## Short exercise
Every line that holds "树状体系" should be shown.

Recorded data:

___

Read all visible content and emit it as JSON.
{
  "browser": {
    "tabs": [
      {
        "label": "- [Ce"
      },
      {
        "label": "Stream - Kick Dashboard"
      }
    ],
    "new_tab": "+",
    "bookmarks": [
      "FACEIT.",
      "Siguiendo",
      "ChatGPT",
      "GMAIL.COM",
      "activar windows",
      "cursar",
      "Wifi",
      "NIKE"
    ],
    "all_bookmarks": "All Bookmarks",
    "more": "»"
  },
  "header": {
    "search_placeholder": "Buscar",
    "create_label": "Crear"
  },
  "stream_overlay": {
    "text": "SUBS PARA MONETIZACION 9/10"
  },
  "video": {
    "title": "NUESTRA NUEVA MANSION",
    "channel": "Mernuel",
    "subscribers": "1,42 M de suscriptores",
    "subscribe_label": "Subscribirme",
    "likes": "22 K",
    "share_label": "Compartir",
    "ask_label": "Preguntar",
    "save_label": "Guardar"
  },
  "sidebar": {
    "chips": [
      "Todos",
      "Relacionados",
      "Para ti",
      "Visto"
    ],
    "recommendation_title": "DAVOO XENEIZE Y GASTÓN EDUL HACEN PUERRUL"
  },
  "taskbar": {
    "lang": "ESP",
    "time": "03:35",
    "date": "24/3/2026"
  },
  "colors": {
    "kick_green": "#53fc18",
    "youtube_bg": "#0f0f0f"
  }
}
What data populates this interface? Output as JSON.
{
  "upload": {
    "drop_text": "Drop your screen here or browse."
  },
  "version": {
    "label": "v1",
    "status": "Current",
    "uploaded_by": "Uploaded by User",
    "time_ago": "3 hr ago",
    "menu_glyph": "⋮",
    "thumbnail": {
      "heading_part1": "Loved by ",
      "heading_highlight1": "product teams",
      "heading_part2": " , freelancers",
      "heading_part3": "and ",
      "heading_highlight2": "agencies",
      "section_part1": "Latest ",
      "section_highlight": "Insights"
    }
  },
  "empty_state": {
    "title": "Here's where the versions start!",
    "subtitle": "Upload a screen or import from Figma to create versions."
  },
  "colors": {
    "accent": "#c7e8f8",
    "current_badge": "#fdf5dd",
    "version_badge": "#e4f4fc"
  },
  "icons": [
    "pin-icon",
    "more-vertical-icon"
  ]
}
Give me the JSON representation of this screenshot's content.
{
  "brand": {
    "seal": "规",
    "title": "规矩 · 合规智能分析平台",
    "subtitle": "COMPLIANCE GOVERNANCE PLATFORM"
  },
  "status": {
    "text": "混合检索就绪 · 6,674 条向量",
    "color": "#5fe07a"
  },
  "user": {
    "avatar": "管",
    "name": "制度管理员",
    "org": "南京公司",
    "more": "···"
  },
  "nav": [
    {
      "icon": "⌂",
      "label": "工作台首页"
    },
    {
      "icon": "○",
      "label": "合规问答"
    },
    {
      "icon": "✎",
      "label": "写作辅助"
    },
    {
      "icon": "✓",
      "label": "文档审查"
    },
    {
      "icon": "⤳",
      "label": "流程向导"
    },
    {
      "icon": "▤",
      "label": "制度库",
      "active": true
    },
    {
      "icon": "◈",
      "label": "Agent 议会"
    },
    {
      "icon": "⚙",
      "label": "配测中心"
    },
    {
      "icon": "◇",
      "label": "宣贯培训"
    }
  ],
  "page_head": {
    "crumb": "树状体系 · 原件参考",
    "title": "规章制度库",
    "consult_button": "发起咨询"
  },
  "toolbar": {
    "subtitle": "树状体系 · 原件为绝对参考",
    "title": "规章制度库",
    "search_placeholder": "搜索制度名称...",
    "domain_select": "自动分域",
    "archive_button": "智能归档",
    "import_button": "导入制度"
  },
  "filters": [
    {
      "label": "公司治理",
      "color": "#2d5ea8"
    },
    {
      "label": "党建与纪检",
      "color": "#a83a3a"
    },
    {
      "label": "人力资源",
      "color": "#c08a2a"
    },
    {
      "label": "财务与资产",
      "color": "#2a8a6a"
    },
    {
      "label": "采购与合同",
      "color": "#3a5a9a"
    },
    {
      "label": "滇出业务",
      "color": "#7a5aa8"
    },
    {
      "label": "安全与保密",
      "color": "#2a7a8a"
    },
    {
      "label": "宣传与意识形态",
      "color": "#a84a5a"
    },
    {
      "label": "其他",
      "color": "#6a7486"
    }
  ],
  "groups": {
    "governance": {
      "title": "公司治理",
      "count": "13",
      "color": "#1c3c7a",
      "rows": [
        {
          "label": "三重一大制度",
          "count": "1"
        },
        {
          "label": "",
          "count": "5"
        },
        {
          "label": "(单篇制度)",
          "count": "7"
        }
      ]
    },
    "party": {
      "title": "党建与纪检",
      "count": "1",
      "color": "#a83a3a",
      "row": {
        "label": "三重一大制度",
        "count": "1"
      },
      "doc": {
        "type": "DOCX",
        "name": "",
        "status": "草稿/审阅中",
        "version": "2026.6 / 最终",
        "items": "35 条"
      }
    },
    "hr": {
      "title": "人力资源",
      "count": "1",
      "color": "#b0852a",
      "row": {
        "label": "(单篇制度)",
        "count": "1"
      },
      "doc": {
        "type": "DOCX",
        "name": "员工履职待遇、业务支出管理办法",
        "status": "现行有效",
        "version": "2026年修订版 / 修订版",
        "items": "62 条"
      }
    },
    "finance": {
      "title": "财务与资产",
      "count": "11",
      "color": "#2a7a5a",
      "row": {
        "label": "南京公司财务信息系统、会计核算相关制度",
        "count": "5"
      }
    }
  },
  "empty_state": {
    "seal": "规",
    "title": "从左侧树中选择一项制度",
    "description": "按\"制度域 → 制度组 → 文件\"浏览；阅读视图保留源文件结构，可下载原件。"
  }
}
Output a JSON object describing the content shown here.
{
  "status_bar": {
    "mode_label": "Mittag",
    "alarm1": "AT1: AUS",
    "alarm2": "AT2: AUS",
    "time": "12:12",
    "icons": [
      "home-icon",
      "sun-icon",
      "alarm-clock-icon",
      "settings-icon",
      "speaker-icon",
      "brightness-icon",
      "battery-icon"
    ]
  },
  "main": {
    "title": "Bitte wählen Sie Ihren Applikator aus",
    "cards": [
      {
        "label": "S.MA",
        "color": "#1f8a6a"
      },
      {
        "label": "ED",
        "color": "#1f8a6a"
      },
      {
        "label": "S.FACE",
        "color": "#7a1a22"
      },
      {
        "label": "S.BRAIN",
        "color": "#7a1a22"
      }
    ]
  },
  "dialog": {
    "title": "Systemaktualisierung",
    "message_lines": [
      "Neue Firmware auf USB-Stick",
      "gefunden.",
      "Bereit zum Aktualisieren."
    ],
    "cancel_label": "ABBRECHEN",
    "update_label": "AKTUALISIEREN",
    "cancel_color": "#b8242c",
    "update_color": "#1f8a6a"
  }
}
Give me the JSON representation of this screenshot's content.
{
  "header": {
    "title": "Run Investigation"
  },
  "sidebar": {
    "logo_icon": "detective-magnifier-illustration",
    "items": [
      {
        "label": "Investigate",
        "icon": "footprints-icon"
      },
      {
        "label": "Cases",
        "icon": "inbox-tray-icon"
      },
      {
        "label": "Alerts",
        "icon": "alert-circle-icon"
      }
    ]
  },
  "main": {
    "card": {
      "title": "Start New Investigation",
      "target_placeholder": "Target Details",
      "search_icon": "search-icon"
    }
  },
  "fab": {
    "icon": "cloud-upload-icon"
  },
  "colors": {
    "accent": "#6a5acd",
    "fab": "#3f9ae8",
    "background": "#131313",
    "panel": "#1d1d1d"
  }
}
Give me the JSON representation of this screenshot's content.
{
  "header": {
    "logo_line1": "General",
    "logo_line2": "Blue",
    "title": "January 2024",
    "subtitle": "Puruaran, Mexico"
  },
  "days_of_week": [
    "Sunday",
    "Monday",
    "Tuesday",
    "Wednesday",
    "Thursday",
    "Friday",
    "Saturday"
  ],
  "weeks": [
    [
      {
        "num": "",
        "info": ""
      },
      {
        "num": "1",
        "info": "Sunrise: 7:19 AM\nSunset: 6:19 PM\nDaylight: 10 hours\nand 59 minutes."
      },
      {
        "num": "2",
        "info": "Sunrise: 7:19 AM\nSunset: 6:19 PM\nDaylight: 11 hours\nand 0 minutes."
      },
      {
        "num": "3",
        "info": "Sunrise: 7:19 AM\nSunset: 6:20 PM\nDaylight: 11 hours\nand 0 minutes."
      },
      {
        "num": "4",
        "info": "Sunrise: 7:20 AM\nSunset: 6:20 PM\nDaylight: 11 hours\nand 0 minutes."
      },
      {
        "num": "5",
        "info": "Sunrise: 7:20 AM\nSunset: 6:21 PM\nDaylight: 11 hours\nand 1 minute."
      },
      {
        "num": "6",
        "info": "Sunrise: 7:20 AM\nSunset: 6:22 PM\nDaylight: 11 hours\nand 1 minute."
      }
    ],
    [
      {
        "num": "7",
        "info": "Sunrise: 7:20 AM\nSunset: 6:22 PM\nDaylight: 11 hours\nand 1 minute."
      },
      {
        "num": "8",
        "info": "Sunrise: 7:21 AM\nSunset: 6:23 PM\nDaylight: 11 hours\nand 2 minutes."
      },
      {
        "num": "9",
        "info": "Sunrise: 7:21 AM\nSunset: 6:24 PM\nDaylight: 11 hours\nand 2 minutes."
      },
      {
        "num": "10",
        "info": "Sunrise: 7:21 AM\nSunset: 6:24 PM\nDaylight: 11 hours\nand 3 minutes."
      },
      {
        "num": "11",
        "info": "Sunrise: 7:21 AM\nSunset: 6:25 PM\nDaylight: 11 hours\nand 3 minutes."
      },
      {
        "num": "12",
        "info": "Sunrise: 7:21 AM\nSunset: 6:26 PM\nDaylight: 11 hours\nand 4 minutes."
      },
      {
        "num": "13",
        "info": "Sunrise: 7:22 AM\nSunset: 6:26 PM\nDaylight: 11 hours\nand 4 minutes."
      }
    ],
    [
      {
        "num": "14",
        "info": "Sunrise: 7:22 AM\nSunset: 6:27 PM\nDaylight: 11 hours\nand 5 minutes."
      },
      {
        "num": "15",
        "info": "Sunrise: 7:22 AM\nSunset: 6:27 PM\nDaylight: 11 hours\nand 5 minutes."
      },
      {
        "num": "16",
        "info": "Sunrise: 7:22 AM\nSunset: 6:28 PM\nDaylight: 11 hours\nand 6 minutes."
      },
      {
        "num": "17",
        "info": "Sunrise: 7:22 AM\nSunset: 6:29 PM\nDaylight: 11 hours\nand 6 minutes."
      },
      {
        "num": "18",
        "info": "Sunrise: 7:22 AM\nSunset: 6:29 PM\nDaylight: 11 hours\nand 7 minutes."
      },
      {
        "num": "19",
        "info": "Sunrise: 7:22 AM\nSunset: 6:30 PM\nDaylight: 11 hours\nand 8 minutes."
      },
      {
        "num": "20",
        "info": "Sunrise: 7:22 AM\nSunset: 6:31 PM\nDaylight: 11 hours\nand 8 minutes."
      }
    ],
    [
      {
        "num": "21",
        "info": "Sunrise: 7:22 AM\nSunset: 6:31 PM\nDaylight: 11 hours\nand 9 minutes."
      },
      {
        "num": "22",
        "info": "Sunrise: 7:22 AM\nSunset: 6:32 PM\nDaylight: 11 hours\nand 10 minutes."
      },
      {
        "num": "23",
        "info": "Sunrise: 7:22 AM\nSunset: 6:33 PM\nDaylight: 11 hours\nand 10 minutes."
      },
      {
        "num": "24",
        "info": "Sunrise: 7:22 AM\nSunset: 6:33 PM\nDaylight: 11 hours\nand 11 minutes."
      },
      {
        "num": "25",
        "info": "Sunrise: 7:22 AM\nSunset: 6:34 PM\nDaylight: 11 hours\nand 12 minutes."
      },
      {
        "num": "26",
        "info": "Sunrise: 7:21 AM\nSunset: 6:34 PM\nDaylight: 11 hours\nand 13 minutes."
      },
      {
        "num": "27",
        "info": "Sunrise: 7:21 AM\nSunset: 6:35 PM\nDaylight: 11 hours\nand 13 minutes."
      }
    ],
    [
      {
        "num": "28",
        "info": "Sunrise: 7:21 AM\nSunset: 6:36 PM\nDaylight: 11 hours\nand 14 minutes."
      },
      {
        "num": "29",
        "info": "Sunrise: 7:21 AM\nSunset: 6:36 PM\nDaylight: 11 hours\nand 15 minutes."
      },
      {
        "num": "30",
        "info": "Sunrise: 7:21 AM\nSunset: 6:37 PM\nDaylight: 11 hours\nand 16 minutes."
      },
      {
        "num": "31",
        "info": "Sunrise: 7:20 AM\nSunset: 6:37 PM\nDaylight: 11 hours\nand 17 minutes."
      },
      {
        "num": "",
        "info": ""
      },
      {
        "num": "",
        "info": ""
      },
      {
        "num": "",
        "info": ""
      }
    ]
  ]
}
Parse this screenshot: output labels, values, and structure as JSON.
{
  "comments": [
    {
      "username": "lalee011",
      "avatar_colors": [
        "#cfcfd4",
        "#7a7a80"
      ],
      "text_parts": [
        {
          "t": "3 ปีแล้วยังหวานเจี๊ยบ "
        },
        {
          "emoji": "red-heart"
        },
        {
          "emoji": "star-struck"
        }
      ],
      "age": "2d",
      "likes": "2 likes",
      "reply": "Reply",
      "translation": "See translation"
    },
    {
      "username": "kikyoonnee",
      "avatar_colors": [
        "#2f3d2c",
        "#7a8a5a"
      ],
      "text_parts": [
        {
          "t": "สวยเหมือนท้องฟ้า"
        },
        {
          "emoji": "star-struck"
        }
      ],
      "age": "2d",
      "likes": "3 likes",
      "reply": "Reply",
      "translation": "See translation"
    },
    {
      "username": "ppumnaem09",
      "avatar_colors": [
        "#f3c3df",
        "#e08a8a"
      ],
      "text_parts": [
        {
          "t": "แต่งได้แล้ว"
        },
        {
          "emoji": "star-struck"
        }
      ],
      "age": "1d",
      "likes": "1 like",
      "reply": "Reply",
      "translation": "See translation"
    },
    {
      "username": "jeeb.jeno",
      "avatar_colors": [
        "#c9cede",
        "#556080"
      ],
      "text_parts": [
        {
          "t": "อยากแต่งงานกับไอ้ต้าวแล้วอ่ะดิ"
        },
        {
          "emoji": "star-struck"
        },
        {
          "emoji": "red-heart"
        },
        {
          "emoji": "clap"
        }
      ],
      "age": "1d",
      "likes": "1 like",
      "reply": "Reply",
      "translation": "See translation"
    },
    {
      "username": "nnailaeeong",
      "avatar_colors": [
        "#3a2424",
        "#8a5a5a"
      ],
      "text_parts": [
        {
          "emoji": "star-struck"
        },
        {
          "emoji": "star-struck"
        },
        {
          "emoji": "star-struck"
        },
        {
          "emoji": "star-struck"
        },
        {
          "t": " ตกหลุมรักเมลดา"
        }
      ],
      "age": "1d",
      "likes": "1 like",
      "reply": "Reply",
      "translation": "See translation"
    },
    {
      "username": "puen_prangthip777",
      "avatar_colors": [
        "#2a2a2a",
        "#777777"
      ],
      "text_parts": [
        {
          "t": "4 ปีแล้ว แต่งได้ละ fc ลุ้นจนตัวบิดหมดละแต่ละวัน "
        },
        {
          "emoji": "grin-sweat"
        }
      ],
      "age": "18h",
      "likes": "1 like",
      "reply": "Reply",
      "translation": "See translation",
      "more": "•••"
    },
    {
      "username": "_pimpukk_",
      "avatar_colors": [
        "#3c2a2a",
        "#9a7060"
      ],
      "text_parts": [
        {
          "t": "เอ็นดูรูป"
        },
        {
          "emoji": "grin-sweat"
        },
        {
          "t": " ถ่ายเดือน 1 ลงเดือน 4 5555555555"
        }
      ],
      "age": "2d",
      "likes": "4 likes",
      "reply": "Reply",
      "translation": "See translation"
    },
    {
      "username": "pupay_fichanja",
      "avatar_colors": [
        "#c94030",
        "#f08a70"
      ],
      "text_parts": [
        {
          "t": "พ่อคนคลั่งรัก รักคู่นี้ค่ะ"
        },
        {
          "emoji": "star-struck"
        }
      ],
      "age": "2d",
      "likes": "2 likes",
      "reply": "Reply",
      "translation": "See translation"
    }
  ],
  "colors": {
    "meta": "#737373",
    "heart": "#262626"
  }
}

___

## Task output
    "crumb": "树状体系 · 原件参考",
    "subtitle": "树状体系 · 原件为绝对参考",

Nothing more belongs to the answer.